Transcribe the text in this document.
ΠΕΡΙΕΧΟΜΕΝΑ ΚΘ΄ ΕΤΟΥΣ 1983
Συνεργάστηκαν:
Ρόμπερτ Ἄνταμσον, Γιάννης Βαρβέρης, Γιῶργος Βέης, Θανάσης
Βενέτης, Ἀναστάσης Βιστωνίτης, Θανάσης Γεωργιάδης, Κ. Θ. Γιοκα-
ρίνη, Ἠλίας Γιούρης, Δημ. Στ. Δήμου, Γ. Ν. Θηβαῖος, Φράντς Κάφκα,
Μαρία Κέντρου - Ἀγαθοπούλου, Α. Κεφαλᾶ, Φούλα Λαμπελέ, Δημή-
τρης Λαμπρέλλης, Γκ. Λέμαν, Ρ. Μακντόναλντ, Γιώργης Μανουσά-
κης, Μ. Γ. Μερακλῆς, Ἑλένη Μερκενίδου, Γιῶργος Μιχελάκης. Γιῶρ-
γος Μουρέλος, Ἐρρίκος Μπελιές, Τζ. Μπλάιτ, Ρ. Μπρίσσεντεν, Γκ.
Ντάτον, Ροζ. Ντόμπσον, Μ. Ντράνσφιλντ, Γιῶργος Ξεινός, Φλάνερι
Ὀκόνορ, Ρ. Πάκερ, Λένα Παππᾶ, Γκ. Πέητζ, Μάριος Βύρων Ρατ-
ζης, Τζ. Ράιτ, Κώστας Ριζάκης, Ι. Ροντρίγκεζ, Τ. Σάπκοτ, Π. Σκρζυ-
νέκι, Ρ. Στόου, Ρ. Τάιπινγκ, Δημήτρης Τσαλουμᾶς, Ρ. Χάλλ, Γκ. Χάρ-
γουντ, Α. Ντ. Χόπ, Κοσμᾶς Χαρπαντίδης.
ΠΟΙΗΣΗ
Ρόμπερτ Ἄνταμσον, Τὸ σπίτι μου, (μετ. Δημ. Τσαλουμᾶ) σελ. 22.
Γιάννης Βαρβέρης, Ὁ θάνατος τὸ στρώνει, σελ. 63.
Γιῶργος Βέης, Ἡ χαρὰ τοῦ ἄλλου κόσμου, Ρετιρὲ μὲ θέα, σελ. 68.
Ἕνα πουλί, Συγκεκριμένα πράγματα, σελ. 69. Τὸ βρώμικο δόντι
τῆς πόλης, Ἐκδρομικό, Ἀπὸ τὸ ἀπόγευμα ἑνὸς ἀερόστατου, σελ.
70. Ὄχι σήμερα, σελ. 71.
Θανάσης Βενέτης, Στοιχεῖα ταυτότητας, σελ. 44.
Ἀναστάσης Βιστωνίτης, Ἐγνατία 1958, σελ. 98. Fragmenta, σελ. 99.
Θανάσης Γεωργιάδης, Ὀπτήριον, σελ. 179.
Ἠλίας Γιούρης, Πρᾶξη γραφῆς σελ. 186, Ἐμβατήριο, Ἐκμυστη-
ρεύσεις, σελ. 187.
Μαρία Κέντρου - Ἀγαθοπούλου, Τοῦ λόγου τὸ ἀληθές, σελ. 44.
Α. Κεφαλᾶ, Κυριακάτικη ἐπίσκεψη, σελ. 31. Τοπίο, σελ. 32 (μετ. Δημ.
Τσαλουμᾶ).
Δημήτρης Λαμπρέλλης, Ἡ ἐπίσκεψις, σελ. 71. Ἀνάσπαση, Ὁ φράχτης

◆ Exercise task
Extract every line above exactly as it stands.

◆ Answer to the task
Transcribe the text in this document.
ΠΕΡΙΕΧΟΜΕΝΑ ΚΘ΄ ΕΤΟΥΣ 1983
Συνεργάστηκαν:
Ρόμπερτ Ἄνταμσον, Γιάννης Βαρβέρης, Γιῶργος Βέης, Θανάσης
Βενέτης, Ἀναστάσης Βιστωνίτης, Θανάσης Γεωργιάδης, Κ. Θ. Γιοκα-
ρίνη, Ἠλίας Γιούρης, Δημ. Στ. Δήμου, Γ. Ν. Θηβαῖος, Φράντς Κάφκα,
Μαρία Κέντρου - Ἀγαθοπούλου, Α. Κεφαλᾶ, Φούλα Λαμπελέ, Δημή-
τρης Λαμπρέλλης, Γκ. Λέμαν, Ρ. Μακντόναλντ, Γιώργης Μανουσά-
κης, Μ. Γ. Μερακλῆς, Ἑλένη Μερκενίδου, Γιῶργος Μιχελάκης. Γιῶρ-
γος Μουρέλος, Ἐρρίκος Μπελιές, Τζ. Μπλάιτ, Ρ. Μπρίσσεντεν, Γκ.
Ντάτον, Ροζ. Ντόμπσον, Μ. Ντράνσφιλντ, Γιῶργος Ξεινός, Φλάνερι
Ὀκόνορ, Ρ. Πάκερ, Λένα Παππᾶ, Γκ. Πέητζ, Μάριος Βύρων Ρατ-
ζης, Τζ. Ράιτ, Κώστας Ριζάκης, Ι. Ροντρίγκεζ, Τ. Σάπκοτ, Π. Σκρζυ-
νέκι, Ρ. Στόου, Ρ. Τάιπινγκ, Δημήτρης Τσαλουμᾶς, Ρ. Χάλλ, Γκ. Χάρ-
γουντ, Α. Ντ. Χόπ, Κοσμᾶς Χαρπαντίδης.
ΠΟΙΗΣΗ
Ρόμπερτ Ἄνταμσον, Τὸ σπίτι μου, (μετ. Δημ. Τσαλουμᾶ) σελ. 22.
Γιάννης Βαρβέρης, Ὁ θάνατος τὸ στρώνει, σελ. 63.
Γιῶργος Βέης, Ἡ χαρὰ τοῦ ἄλλου κόσμου, Ρετιρὲ μὲ θέα, σελ. 68.
Ἕνα πουλί, Συγκεκριμένα πράγματα, σελ. 69. Τὸ βρώμικο δόντι
τῆς πόλης, Ἐκδρομικό, Ἀπὸ τὸ ἀπόγευμα ἑνὸς ἀερόστατου, σελ.
70. Ὄχι σήμερα, σελ. 71.
Θανάσης Βενέτης, Στοιχεῖα ταυτότητας, σελ. 44.
Ἀναστάσης Βιστωνίτης, Ἐγνατία 1958, σελ. 98. Fragmenta, σελ. 99.
Θανάσης Γεωργιάδης, Ὀπτήριον, σελ. 179.
Ἠλίας Γιούρης, Πρᾶξη γραφῆς σελ. 186, Ἐμβατήριο, Ἐκμυστη-
ρεύσεις, σελ. 187.
Μαρία Κέντρου - Ἀγαθοπούλου, Τοῦ λόγου τὸ ἀληθές, σελ. 44.
Α. Κεφαλᾶ, Κυριακάτικη ἐπίσκεψη, σελ. 31. Τοπίο, σελ. 32 (μετ. Δημ.
Τσαλουμᾶ).
Δημήτρης Λαμπρέλλης, Ἡ ἐπίσκεψις, σελ. 71. Ἀνάσπαση, Ὁ φράχτης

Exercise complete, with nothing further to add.